Goal of the exercise
For the records below, count the lines containing the word "similar" and reply with the number alone.

Provided records

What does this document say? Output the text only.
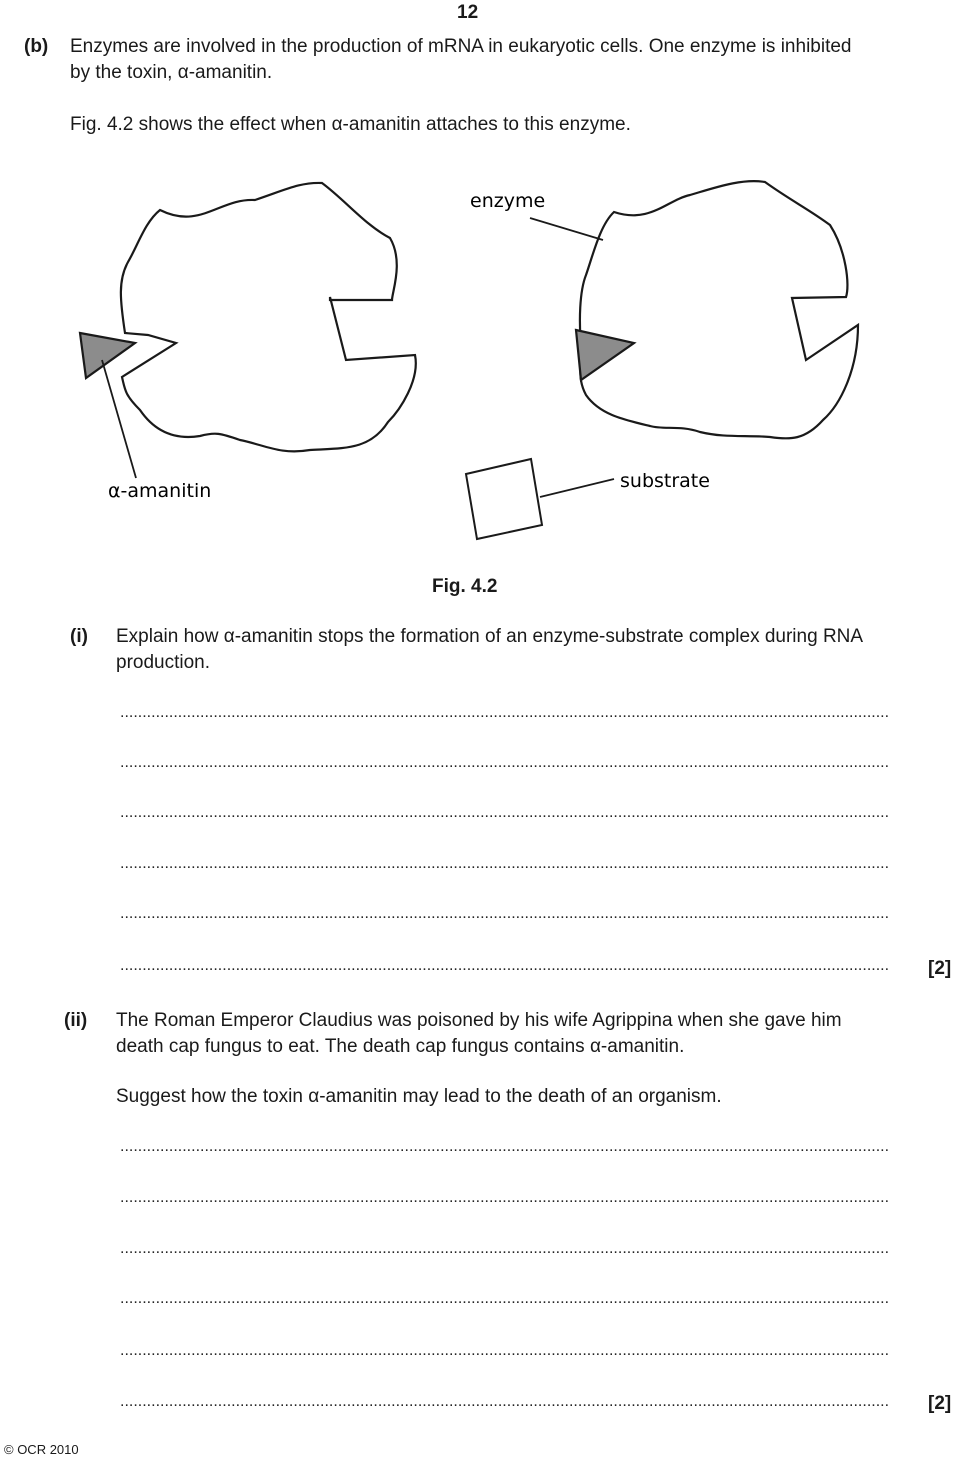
12
(b) Enzymes are involved in the production of mRNA in eukaryotic cells. One enzyme is inhibited
by the toxin, α-amanitin.
Fig. 4.2 shows the effect when α-amanitin attaches to this enzyme.
enzyme
α-amanitin	substrate
Fig. 4.2
(i) Explain how α-amanitin stops the formation of an enzyme-substrate complex during RNA
production.
.............................................................................................................................................................................
.............................................................................................................................................................................
.............................................................................................................................................................................
.............................................................................................................................................................................
.............................................................................................................................................................................
.............................................................................................................................................................................	[2]
(ii) The Roman Emperor Claudius was poisoned by his wife Agrippina when she gave him
death cap fungus to eat. The death cap fungus contains α-amanitin.
Suggest how the toxin α-amanitin may lead to the death of an organism.
.............................................................................................................................................................................
.............................................................................................................................................................................
.............................................................................................................................................................................
.............................................................................................................................................................................
.............................................................................................................................................................................
.............................................................................................................................................................................	[2]
© OCR 2010
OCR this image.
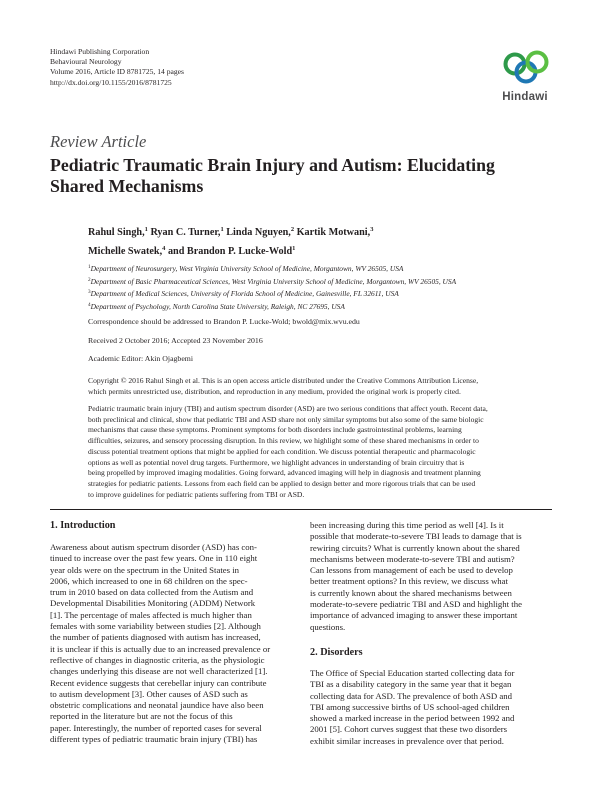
Hindawi Publishing Corporation
Behavioural Neurology
Volume 2016, Article ID 8781725, 14 pages
http://dx.doi.org/10.1155/2016/8781725
Hindawi
Review Article
Pediatric Traumatic Brain Injury and Autism: Elucidating
Shared Mechanisms
Rahul Singh,$^1$ Ryan C. Turner,$^1$ Linda Nguyen,$^2$ Kartik Motwani,$^3$
Michelle Swatek,$^4$ and Brandon P. Lucke-Wold$^1$
$^1$Department of Neurosurgery, West Virginia University School of Medicine, Morgantown, WV 26505, USA
$^2$Department of Basic Pharmaceutical Sciences, West Virginia University School of Medicine, Morgantown, WV 26505, USA
$^3$Department of Medical Sciences, University of Florida School of Medicine, Gainesville, FL 32611, USA
$^4$Department of Psychology, North Carolina State University, Raleigh, NC 27695, USA
Correspondence should be addressed to Brandon P. Lucke-Wold; bwold@mix.wvu.edu
Received 2 October 2016; Accepted 23 November 2016
Academic Editor: Akin Ojagbemi
Copyright © 2016 Rahul Singh et al. This is an open access article distributed under the Creative Commons Attribution License,
which permits unrestricted use, distribution, and reproduction in any medium, provided the original work is properly cited.
Pediatric traumatic brain injury (TBI) and autism spectrum disorder (ASD) are two serious conditions that affect youth. Recent data,
both preclinical and clinical, show that pediatric TBI and ASD share not only similar symptoms but also some of the same biologic
mechanisms that cause these symptoms. Prominent symptoms for both disorders include gastrointestinal problems, learning
difficulties, seizures, and sensory processing disruption. In this review, we highlight some of these shared mechanisms in order to
discuss potential treatment options that might be applied for each condition. We discuss potential therapeutic and pharmacologic
options as well as potential novel drug targets. Furthermore, we highlight advances in understanding of brain circuitry that is
being propelled by improved imaging modalities. Going forward, advanced imaging will help in diagnosis and treatment planning
strategies for pediatric patients. Lessons from each field can be applied to design better and more rigorous trials that can be used
to improve guidelines for pediatric patients suffering from TBI or ASD.
1. Introduction
Awareness about autism spectrum disorder (ASD) has con-
tinued to increase over the past few years. One in 110 eight
year olds were on the spectrum in the United States in
2006, which increased to one in 68 children on the spec-
trum in 2010 based on data collected from the Autism and
Developmental Disabilities Monitoring (ADDM) Network
[1]. The percentage of males affected is much higher than
females with some variability between studies [2]. Although
the number of patients diagnosed with autism has increased,
it is unclear if this is actually due to an increased prevalence or
reflective of changes in diagnostic criteria, as the physiologic
changes underlying this disease are not well characterized [1].
Recent evidence suggests that cerebellar injury can contribute
to autism development [3]. Other causes of ASD such as
obstetric complications and neonatal jaundice have also been
reported in the literature but are not the focus of this
paper. Interestingly, the number of reported cases for several
different types of pediatric traumatic brain injury (TBI) has
been increasing during this time period as well [4]. Is it
possible that moderate-to-severe TBI leads to damage that is
rewiring circuits? What is currently known about the shared
mechanisms between moderate-to-severe TBI and autism?
Can lessons from management of each be used to develop
better treatment options? In this review, we discuss what
is currently known about the shared mechanisms between
moderate-to-severe pediatric TBI and ASD and highlight the
importance of advanced imaging to answer these important
questions.
2. Disorders
The Office of Special Education started collecting data for
TBI as a disability category in the same year that it began
collecting data for ASD. The prevalence of both ASD and
TBI among successive births of US school-aged children
showed a marked increase in the period between 1992 and
2001 [5]. Cohort curves suggest that these two disorders
exhibit similar increases in prevalence over that period.
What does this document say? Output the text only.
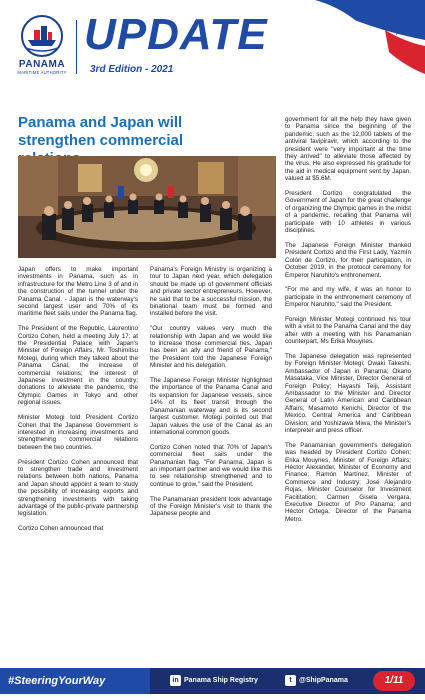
PANAMA
MARITIME AUTHORITY
UPDATE
3rd Edition - 2021
Panama and Japan will strengthen commercial

Japan offers to make important investments in Panama, such as in infrastructure for the Metro Line 3 of and in the construction of the tunnel under the Panama Canal. - Japan is the waterway's second largest user and 70% of its maritime fleet sails under the Panama flag.

The President of the Republic, Laurentino Cortizo Cohen, held a meeting July 17; at the Presidential Palace with Japan's Minister of Foreign Affairs, Mr. Toshimitsu Motegi, during which they talked about the Panama Canal, the increase of commercial relations; the interest of Japanese investment in the country; donations to alleviate the pandemic, the Olympic Games in Tokyo and other regional issues.

Minister Motegi told President Cortizo Cohen that the Japanese Government is interested in increasing investments and strengthening commercial relations between the two countries.

President Cortizo Cohen announced that to strengthen trade and investment relations between both nations, Panama and Japan should appoint a team to study the possibility of increasing exports and strengthening investments with taking advantage of the public-private partnership legislation.

Cortizo Cohen announced that

Panama's Foreign Ministry is organizing a tour to Japan next year, which delegation should be made up of government officials and private sector entrepreneurs. However, he said that to be a successful mission, the binational team must be formed and installed before the visit.

"Our country values very much the relationship with Japan and we would like to increase those commercial ties. Japan has been an ally and friend of Panama," the President told the Japanese Foreign Minister and his delegation.

The Japanese Foreign Minister highlighted the importance of the Panama Canal and its expansion for Japanese vessels, since 14% of its fleet transit through the Panamanian waterway and is its second largest customer. Motegi pointed out that Japan values the use of the Canal as an international common goods.

Cortizo Cohen noted that 70% of Japan's commercial fleet sails under the Panamanian flag. "For Panama, Japan is an important partner and we would like this to see relationship strengthened and to continue to grow," said the President.

The Panamanian president took advantage of the Foreign Minister's visit to thank the Japanese people and

government for all the help they have given to Panama since the beginning of the pandemic, such as the 12,000 tablets of the antiviral favipiravir, which according to the president were "very important at the time they arrived" to alleviate those affected by the virus. He also expressed his gratitude for the aid in medical equipment sent by Japan, valued at $5.6M.

President Cortizo congratulated the Government of Japan for the great challenge of organizing the Olympic games in the midst of a pandemic, recalling that Panama will participate with 10 athletes in various disciplines.

The Japanese Foreign Minister thanked President Cortizo and the First Lady, Yazmín Colón de Cortizo, for their participation, in October 2019, in the protocol ceremony for Emperor Naruhito's enthronement.

"For me and my wife, it was an honor to participate in the enthronement ceremony of Emperor Naruhito," said the President.

Foreign Minister Motegi continued his tour with a visit to the Panama Canal and the day after with a meeting with his Panamanian counterpart, Ms Erika Mouynes.

The Japanese delegation was represented by Foreign Minister Motegi; Owaki Takeshi, Ambassador of Japan in Panama; Okano Masataka, Vice Minister, Director General of Foreign Policy; Hayashi Teiji, Assistant Ambassador to the Minister and Director General of Latin American and Caribbean Affairs; Masamoto Kenichi, Director of the Mexico, Central America and Caribbean Division; and Yoshizawa Miwa, the Minister's interpreter and press officer.

The Panamanian government's delegation was headed by President Cortizo Cohen; Erika Mouynes, Minister of Foreign Affairs; Héctor Alexander, Minister of Economy and Finance; Ramón Martínez, Minister of Commerce and Industry; José Alejandro Rojas, Minister Counselor for Investment Facilitation; Carmen Gisela Vergara, Executive Director of Pro Panama; and Héctor Ortega, Director of the Panama Metro.

#SteeringYourWay	in Panama Ship Registry	t @ShipPanama	1/11
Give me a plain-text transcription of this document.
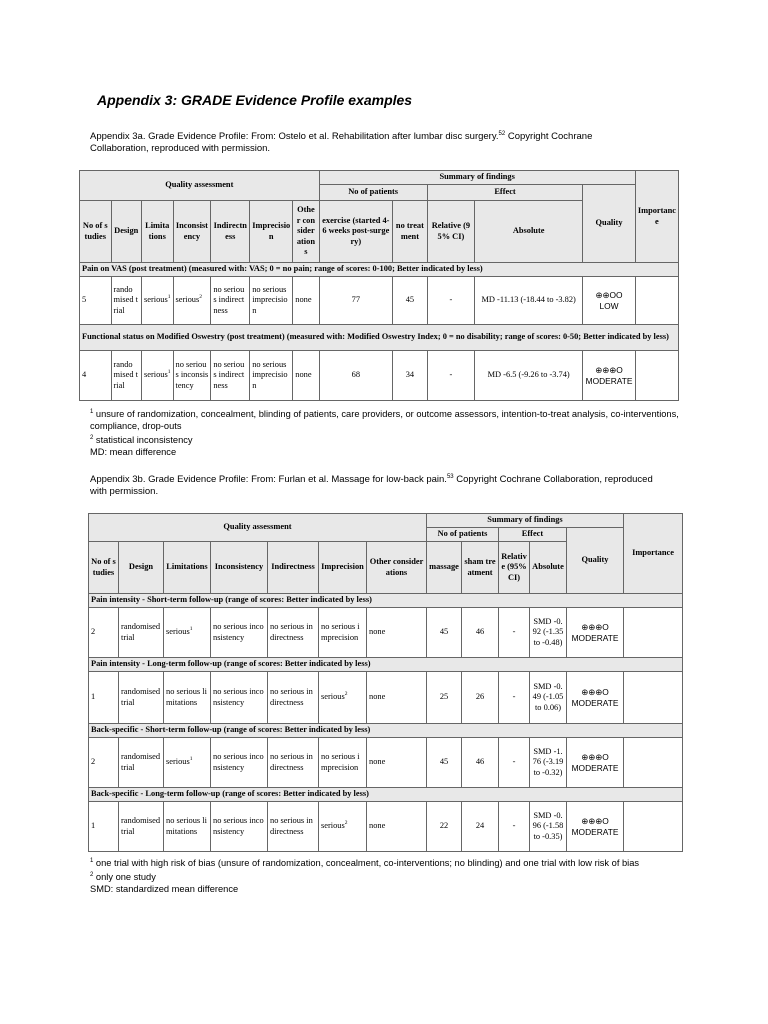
Appendix 3: GRADE Evidence Profile examples
Appendix 3a. Grade Evidence Profile: From: Ostelo et al. Rehabilitation after lumbar disc surgery.$^{52}$ Copyright Cochrane Collaboration, reproduced with permission.
Quality assessment							Summary of findings					Importance
							No of patients		Effect		Quality	
No of studies	Design	Limitations	Inconsistency	Indirectness	Imprecision	Other considerations	exercise (started 4-6 weeks post-surgery)	no treatment	Relative (95% CI)	Absolute		
Pain on VAS (post treatment) (measured with: VAS; 0 = no pain; range of scores: 0-100; Better indicated by less)												
5	randomised trial	serious$^1$	serious$^2$	no serious indirectness	no serious imprecision	none	77	45	-	MD -11.13 (-18.44 to -3.82)	⊕⊕OO
LOW	

Functional status on Modified Oswestry (post treatment) (measured with: Modified Oswestry Index; 0 = no disability; range of scores: 0-50; Better indicated by less)												
4	randomised trial	serious$^1$	no serious inconsistency	no serious indirectness	no serious imprecision	none	68	34	-	MD -6.5 (-9.26 to -3.74)	⊕⊕⊕O
MODERATE	

$^1$ unsure of randomization, concealment, blinding of patients, care providers, or outcome assessors, intention-to-treat analysis, co-interventions, compliance, drop-outs
$^2$ statistical inconsistency
MD: mean difference
Appendix 3b. Grade Evidence Profile: From: Furlan et al. Massage for low-back pain.$^{53}$ Copyright Cochrane Collaboration, reproduced with permission.
Quality assessment							Summary of findings					Importance
							No of patients		Effect		Quality	
No of studies	Design	Limitations	Inconsistency	Indirectness	Imprecision	Other considerations	massage	sham treatment	Relative (95% CI)	Absolute		
Pain intensity - Short-term follow-up (range of scores: Better indicated by less)												
2	randomised trial	serious$^1$	no serious inconsistency	no serious indirectness	no serious imprecision	none	45	46	-	SMD -0.92 (-1.35 to -0.48)	⊕⊕⊕O
MODERATE	

Pain intensity - Long-term follow-up (range of scores: Better indicated by less)												
1	randomised trial	no serious limitations	no serious inconsistency	no serious indirectness	serious$^2$	none	25	26	-	SMD -0.49 (-1.05 to 0.06)	⊕⊕⊕O
MODERATE	

Back-specific - Short-term follow-up (range of scores: Better indicated by less)												
2	randomised trial	serious$^1$	no serious inconsistency	no serious indirectness	no serious imprecision	none	45	46	-	SMD -1.76 (-3.19 to -0.32)	⊕⊕⊕O
MODERATE	

Back-specific - Long-term follow-up (range of scores: Better indicated by less)												
1	randomised trial	no serious limitations	no serious inconsistency	no serious indirectness	serious$^2$	none	22	24	-	SMD -0.96 (-1.58 to -0.35)	⊕⊕⊕O
MODERATE	

$^1$ one trial with high risk of bias (unsure of randomization, concealment, co-interventions; no blinding) and one trial with low risk of bias
$^2$ only one study
SMD: standardized mean difference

Result of this exercise
2